▶ What you should do
For the data below, work out how many lines include the string "xlabel" and report only the number.

>> start Excerpted data

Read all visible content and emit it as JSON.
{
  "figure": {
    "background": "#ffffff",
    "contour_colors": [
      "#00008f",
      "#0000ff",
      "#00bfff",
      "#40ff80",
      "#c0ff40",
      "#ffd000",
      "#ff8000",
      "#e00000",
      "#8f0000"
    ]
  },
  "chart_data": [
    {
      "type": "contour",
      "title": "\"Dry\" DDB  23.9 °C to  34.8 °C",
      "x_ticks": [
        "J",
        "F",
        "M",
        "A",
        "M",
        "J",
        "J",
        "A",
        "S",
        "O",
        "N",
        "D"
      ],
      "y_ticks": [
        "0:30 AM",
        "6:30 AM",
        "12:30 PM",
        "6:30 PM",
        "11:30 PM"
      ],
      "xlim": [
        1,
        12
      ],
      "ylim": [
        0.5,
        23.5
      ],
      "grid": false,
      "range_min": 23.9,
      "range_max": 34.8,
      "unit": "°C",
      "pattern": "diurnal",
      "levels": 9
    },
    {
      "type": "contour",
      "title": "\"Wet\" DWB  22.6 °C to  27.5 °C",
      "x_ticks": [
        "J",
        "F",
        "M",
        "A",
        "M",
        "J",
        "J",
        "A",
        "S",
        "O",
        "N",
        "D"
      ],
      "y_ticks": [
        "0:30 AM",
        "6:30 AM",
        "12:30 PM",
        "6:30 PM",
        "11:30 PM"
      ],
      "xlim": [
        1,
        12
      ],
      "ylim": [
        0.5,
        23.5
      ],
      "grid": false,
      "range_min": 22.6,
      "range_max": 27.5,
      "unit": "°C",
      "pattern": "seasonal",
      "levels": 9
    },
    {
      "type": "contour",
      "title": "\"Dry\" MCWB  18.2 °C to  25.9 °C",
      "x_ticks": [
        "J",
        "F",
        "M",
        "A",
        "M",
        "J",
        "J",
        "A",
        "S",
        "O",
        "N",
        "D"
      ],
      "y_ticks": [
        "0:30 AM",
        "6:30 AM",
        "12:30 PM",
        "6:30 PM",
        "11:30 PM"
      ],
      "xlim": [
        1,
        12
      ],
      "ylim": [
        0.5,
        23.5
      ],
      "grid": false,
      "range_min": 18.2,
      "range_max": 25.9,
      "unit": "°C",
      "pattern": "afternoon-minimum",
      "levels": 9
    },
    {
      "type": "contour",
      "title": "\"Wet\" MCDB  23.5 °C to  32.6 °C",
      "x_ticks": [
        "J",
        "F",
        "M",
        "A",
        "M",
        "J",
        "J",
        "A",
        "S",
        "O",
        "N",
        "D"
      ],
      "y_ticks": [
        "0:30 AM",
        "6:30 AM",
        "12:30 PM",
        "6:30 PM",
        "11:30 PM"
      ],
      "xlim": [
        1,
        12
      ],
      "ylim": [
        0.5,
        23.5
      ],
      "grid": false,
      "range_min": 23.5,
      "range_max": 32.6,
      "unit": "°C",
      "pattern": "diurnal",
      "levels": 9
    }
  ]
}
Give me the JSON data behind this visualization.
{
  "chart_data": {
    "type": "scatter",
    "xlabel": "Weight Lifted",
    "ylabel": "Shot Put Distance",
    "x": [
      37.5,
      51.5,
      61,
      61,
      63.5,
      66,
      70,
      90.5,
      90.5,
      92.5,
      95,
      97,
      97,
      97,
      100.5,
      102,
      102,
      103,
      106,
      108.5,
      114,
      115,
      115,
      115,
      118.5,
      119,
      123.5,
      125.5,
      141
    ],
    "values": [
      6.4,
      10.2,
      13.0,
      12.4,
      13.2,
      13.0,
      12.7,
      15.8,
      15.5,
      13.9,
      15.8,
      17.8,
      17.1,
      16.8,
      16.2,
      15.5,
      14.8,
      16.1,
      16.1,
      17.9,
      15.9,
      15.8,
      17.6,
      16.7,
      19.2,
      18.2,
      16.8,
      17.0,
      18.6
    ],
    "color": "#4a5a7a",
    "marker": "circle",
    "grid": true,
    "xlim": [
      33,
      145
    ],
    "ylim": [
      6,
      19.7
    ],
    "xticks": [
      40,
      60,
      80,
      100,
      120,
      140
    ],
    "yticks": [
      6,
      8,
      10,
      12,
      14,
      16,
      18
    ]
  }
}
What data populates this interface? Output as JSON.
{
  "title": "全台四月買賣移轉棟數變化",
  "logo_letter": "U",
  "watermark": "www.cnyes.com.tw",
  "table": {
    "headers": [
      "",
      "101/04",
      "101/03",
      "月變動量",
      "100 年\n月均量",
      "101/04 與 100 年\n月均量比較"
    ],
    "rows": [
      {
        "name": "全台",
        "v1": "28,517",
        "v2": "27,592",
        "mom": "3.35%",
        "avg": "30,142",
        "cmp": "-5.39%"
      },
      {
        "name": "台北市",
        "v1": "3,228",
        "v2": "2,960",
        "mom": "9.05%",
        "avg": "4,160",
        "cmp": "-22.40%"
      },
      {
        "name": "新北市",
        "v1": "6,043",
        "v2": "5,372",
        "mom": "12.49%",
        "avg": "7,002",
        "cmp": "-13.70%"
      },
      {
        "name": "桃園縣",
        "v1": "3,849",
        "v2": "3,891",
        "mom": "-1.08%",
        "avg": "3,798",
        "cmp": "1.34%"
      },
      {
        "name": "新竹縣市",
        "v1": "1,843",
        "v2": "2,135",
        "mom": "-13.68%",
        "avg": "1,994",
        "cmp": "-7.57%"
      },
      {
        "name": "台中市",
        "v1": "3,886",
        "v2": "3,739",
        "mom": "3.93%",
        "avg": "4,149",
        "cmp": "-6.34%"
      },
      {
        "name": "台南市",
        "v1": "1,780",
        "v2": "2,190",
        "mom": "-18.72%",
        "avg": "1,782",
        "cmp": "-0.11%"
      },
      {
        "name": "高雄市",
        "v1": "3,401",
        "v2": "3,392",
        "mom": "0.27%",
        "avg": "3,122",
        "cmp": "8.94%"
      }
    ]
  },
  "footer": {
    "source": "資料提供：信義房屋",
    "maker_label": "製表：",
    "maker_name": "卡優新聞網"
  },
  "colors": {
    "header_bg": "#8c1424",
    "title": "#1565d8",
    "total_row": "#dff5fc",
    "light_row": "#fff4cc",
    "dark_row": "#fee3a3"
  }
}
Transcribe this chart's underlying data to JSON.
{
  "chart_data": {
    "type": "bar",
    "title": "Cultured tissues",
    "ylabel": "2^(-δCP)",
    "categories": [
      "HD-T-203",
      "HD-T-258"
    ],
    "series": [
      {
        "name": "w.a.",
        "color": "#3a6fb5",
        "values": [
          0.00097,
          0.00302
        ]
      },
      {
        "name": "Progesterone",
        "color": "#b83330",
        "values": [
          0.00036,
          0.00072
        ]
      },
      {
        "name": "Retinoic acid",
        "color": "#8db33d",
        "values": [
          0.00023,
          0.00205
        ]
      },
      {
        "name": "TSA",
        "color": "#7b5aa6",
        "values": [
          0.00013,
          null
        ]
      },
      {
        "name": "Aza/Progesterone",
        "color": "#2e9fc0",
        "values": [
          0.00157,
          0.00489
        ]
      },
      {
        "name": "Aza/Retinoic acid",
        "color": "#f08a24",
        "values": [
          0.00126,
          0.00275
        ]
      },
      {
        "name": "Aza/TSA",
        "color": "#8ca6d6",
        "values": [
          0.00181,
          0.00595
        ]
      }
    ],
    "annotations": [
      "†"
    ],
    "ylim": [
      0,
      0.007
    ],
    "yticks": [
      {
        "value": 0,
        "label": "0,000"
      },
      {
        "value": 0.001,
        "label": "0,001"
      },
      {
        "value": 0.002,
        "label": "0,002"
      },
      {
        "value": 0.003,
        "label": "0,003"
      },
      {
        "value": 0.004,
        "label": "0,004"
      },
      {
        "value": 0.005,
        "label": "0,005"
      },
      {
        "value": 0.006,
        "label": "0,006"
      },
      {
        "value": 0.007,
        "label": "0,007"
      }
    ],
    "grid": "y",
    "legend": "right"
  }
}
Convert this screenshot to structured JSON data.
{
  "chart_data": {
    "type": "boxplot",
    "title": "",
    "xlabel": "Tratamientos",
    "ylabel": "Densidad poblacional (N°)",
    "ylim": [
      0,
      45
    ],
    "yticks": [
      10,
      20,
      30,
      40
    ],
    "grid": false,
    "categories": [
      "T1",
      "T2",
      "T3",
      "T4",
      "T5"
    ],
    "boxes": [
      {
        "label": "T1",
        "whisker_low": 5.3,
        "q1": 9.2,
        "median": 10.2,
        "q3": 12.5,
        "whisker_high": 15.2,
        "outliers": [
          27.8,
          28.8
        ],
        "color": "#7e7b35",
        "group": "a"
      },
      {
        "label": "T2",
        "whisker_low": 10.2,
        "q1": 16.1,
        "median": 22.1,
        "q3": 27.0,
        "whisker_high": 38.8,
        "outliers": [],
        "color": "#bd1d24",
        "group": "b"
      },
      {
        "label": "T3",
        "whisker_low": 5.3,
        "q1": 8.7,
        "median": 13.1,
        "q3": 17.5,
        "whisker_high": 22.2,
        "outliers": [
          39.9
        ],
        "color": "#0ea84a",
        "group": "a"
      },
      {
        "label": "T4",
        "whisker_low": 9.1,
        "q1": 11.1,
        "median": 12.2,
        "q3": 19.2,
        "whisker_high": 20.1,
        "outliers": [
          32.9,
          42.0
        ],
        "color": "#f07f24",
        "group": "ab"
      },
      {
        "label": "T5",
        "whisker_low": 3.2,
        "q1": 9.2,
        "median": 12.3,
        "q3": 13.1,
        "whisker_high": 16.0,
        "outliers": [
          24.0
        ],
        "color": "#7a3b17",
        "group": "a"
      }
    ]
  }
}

>> end Excerpted data

▶ Final answer
2